● Your goal
Reproduce word for word the lines of the records below, from the line that contains "data-point [498, 554, 504, 560]" through the line that contains "data-point [621, 409, 627, 415]", including both of those lines.
—————
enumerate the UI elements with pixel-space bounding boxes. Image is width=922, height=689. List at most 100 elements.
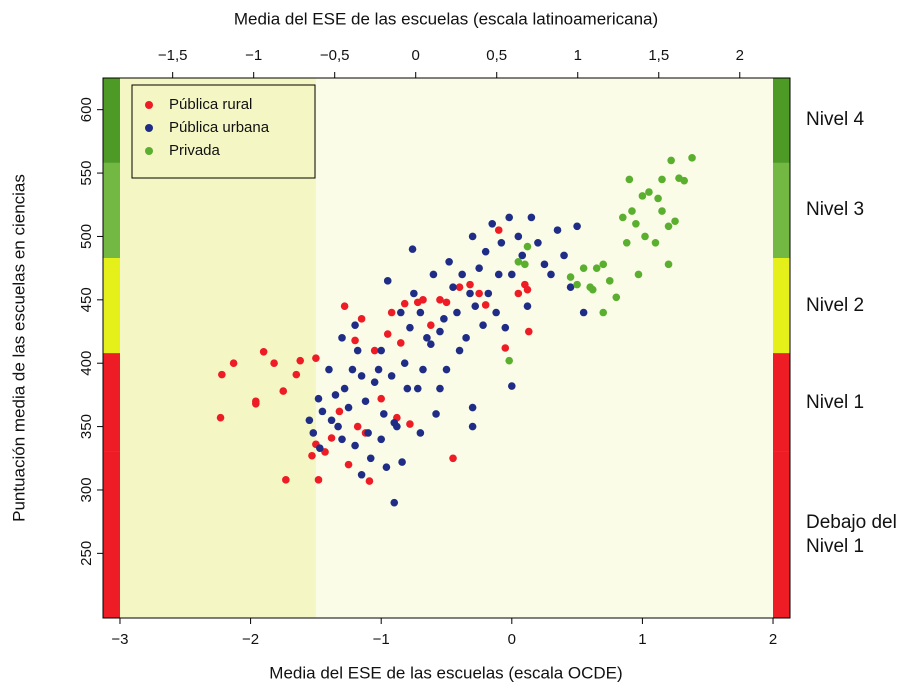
point: [387, 372, 396, 380]
point: [619, 213, 627, 222]
point: [645, 188, 653, 196]
point: [410, 289, 418, 298]
x-tick-label: −1: [373, 631, 390, 648]
point: [357, 470, 366, 479]
point: [494, 270, 503, 279]
point: [505, 213, 513, 222]
point: [605, 277, 614, 285]
point: [524, 327, 533, 336]
point: [664, 260, 673, 269]
point: [408, 245, 417, 253]
point: [413, 384, 422, 393]
point: [325, 365, 333, 374]
level-label: Nivel 2: [806, 294, 865, 316]
point: [628, 207, 636, 215]
point: [419, 365, 427, 374]
level-band: [773, 353, 790, 452]
point: [453, 308, 461, 317]
point: [494, 226, 503, 234]
point: [321, 448, 329, 456]
level-band: [103, 353, 120, 452]
point: [344, 403, 353, 412]
point: [383, 277, 392, 285]
point: [658, 175, 666, 184]
point: [318, 407, 327, 416]
point: [383, 330, 392, 338]
point: [370, 378, 379, 387]
point: [436, 384, 444, 393]
point: [390, 498, 399, 507]
point: [396, 308, 405, 317]
point: [573, 280, 581, 289]
point: [305, 416, 314, 425]
point: [423, 334, 431, 342]
point: [547, 270, 555, 279]
point: [229, 359, 238, 368]
legend-label: Privada: [169, 142, 221, 159]
point: [462, 334, 470, 342]
x-tick-label: 2: [769, 631, 777, 648]
point: [351, 441, 359, 450]
legend-box: [131, 84, 316, 179]
point: [664, 222, 673, 231]
point: [579, 264, 588, 272]
point: [442, 298, 451, 307]
point: [445, 258, 453, 266]
point: [508, 382, 516, 390]
point: [216, 413, 225, 422]
point: [406, 323, 414, 332]
point: [573, 222, 581, 231]
point: [455, 346, 464, 355]
point: [497, 238, 506, 247]
point: [534, 238, 542, 247]
point: [380, 410, 388, 418]
point: [427, 340, 435, 348]
x2-tick-label: −1: [245, 47, 262, 64]
y-tick-label: 250: [78, 541, 95, 566]
x2-tick-label: 1,5: [648, 47, 669, 64]
point: [579, 308, 588, 317]
point: [458, 270, 466, 279]
x-tick-label: 0: [508, 631, 516, 648]
point: [259, 348, 268, 356]
legend-marker: [145, 101, 153, 109]
point: [523, 302, 532, 310]
point: [296, 356, 305, 365]
point: [449, 283, 457, 291]
x2-tick-label: 0,5: [486, 47, 507, 64]
point: [387, 308, 396, 317]
point: [338, 435, 346, 444]
point: [419, 296, 427, 304]
point: [612, 293, 621, 302]
point: [523, 242, 532, 251]
point: [365, 477, 374, 485]
point: [523, 285, 532, 294]
point: [370, 346, 379, 355]
point: [393, 422, 401, 431]
legend-marker: [145, 147, 153, 155]
level-label: Nivel 4: [806, 109, 865, 131]
point: [592, 264, 601, 272]
y-tick-label: 350: [78, 414, 95, 439]
point: [340, 302, 349, 310]
point: [309, 429, 318, 437]
y-tick-label: 600: [78, 97, 95, 122]
plot-frame: [102, 77, 791, 619]
point: [475, 264, 483, 272]
point: [488, 219, 497, 228]
point: [468, 403, 477, 412]
point: [514, 232, 523, 241]
point: [671, 217, 679, 226]
level-label: Nivel 1: [806, 391, 865, 413]
level-band: [773, 162, 790, 258]
point: [688, 154, 696, 162]
point: [252, 399, 260, 408]
legend-label: Pública rural: [169, 96, 252, 113]
point: [638, 192, 647, 200]
point: [521, 260, 529, 269]
point: [588, 285, 597, 294]
point: [455, 283, 464, 291]
point: [449, 454, 457, 463]
point: [377, 346, 385, 355]
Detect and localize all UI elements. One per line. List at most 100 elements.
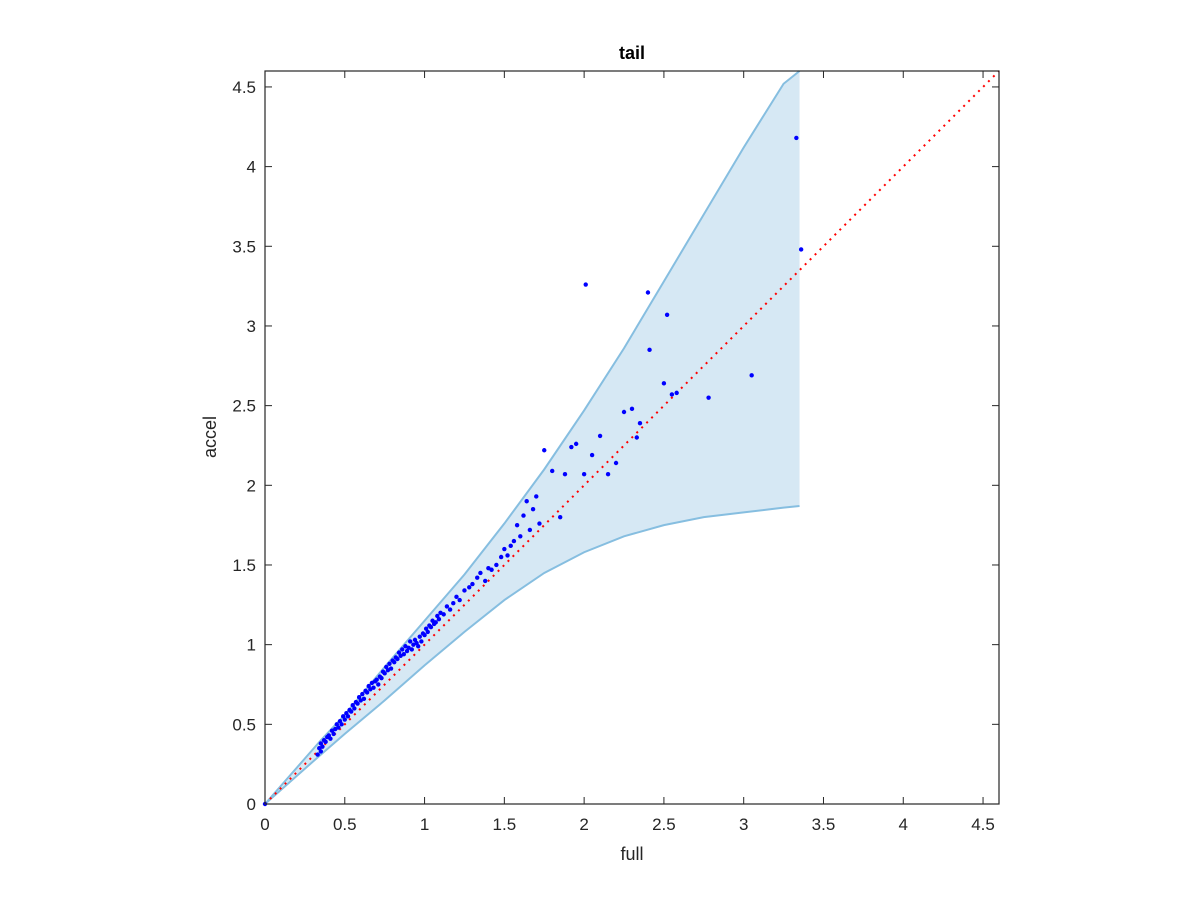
data-point [498, 554, 504, 560]
data-point [419, 639, 424, 644]
data-point [331, 731, 336, 737]
data-point [462, 588, 467, 593]
data-point [315, 752, 320, 757]
data-point [454, 594, 459, 600]
data-point [524, 499, 529, 504]
y-tick-label: 3.5 [232, 237, 256, 256]
data-point [664, 312, 670, 318]
data-point [530, 507, 536, 512]
data-point [569, 444, 574, 450]
x-axis-label: full [620, 844, 643, 864]
data-point [629, 406, 635, 412]
data-point [417, 634, 422, 639]
data-point [557, 514, 563, 520]
data-point [364, 690, 370, 695]
y-tick-label: 2 [247, 476, 256, 495]
data-point [408, 639, 413, 644]
data-point [537, 521, 542, 526]
data-point [395, 656, 400, 662]
data-point [428, 624, 434, 630]
data-point [400, 647, 405, 652]
data-point [749, 373, 754, 378]
data-point [422, 632, 427, 638]
y-tick-label: 0.5 [232, 715, 256, 734]
data-point [382, 671, 387, 676]
x-tick-label: 2 [579, 815, 588, 834]
data-point [483, 578, 488, 584]
data-point [318, 749, 324, 754]
y-tick-label: 1 [247, 636, 256, 655]
data-point [669, 392, 675, 397]
data-point [376, 682, 381, 687]
data-point [508, 543, 513, 549]
data-point [605, 471, 611, 477]
x-tick-label: 0 [260, 815, 269, 834]
y-tick-label: 2.5 [232, 397, 256, 416]
data-points [262, 135, 804, 807]
data-point [444, 604, 450, 609]
data-point [527, 527, 533, 533]
data-point [794, 135, 799, 141]
data-point [447, 607, 453, 612]
data-point [425, 629, 430, 635]
data-point [637, 420, 643, 426]
data-point [433, 620, 438, 625]
data-point [392, 659, 397, 665]
data-point [645, 290, 651, 295]
data-point [489, 567, 494, 572]
band-lower-edge [264, 505, 800, 805]
data-point [451, 601, 456, 606]
data-point [436, 616, 442, 622]
data-point [706, 395, 711, 400]
data-point [387, 661, 392, 666]
y-axis-ticks: 0 0.5 1 1.5 2 2.5 3 3.5 4 4.5 [232, 78, 999, 814]
data-point [581, 471, 587, 477]
data-point [573, 441, 579, 447]
data-point [621, 409, 627, 415]
data-point [339, 722, 344, 727]
x-tick-label: 1 [420, 815, 429, 834]
data-point [505, 553, 510, 558]
data-point [674, 390, 679, 396]
y-tick-label: 3 [247, 317, 256, 336]
chart-title: tail [619, 43, 645, 63]
x-axis-ticks: 0 0.5 1 1.5 2 2.5 3 3.5 4 4.5 [260, 71, 995, 834]
data-point [328, 736, 333, 741]
data-point [518, 534, 523, 539]
data-point [613, 460, 619, 466]
data-point [467, 585, 472, 590]
data-point [583, 282, 588, 287]
data-point [342, 717, 347, 722]
x-tick-label: 0.5 [333, 815, 357, 834]
data-point [494, 562, 499, 568]
axes-box [264, 70, 1000, 805]
data-point [360, 691, 365, 697]
data-point [415, 644, 421, 649]
data-point [401, 652, 407, 657]
data-point [514, 522, 520, 528]
x-tick-label: 3 [739, 815, 748, 834]
x-tick-label: 2.5 [652, 815, 676, 834]
data-point [374, 677, 379, 682]
data-point [361, 696, 367, 702]
x-tick-label: 1.5 [493, 815, 517, 834]
data-point [798, 247, 804, 252]
data-point [478, 570, 483, 576]
y-tick-label: 4.5 [232, 78, 256, 97]
data-point [534, 494, 539, 499]
x-tick-label: 3.5 [812, 815, 836, 834]
data-point [320, 744, 325, 749]
data-point [336, 725, 341, 730]
data-point [542, 448, 547, 453]
y-tick-label: 0 [247, 795, 256, 814]
data-point [348, 709, 354, 714]
identity-reference-line [264, 70, 1000, 805]
data-point [345, 714, 351, 719]
data-point [470, 581, 475, 587]
data-point [379, 675, 384, 681]
data-point [323, 739, 328, 745]
x-tick-label: 4.5 [971, 815, 995, 834]
data-point [562, 471, 568, 477]
data-point [441, 612, 446, 617]
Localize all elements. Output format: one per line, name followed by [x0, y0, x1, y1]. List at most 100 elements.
—————
● Exercise output
data-point [498, 554, 504, 560]
data-point [419, 639, 424, 644]
data-point [331, 731, 336, 737]
data-point [462, 588, 467, 593]
data-point [315, 752, 320, 757]
data-point [454, 594, 459, 600]
data-point [524, 499, 529, 504]
y-tick-label: 3.5 [232, 237, 256, 256]
data-point [664, 312, 670, 318]
data-point [530, 507, 536, 512]
data-point [569, 444, 574, 450]
x-axis-label: full [620, 844, 643, 864]
data-point [629, 406, 635, 412]
data-point [417, 634, 422, 639]
data-point [557, 514, 563, 520]
data-point [364, 690, 370, 695]
y-tick-label: 2 [247, 476, 256, 495]
data-point [408, 639, 413, 644]
data-point [537, 521, 542, 526]
data-point [395, 656, 400, 662]
data-point [428, 624, 434, 630]
data-point [400, 647, 405, 652]
data-point [749, 373, 754, 378]
data-point [422, 632, 427, 638]
y-tick-label: 0.5 [232, 715, 256, 734]
data-point [382, 671, 387, 676]
x-tick-label: 2 [579, 815, 588, 834]
data-point [483, 578, 488, 584]
data-point [318, 749, 324, 754]
y-tick-label: 1 [247, 636, 256, 655]
data-point [669, 392, 675, 397]
data-point [376, 682, 381, 687]
data-point [508, 543, 513, 549]
data-point [605, 471, 611, 477]
x-tick-label: 0 [260, 815, 269, 834]
y-tick-label: 2.5 [232, 397, 256, 416]
data-points [262, 135, 804, 807]
data-point [444, 604, 450, 609]
data-point [527, 527, 533, 533]
data-point [794, 135, 799, 141]
data-point [447, 607, 453, 612]
data-point [425, 629, 430, 635]
data-point [637, 420, 643, 426]
data-point [433, 620, 438, 625]
data-point [392, 659, 397, 665]
data-point [645, 290, 651, 295]
data-point [489, 567, 494, 572]
band-lower-edge [264, 505, 800, 805]
data-point [451, 601, 456, 606]
data-point [436, 616, 442, 622]
data-point [706, 395, 711, 400]
data-point [387, 661, 392, 666]
y-axis-ticks: 0 0.5 1 1.5 2 2.5 3 3.5 4 4.5 [232, 78, 999, 814]
data-point [581, 471, 587, 477]
data-point [573, 441, 579, 447]
data-point [621, 409, 627, 415]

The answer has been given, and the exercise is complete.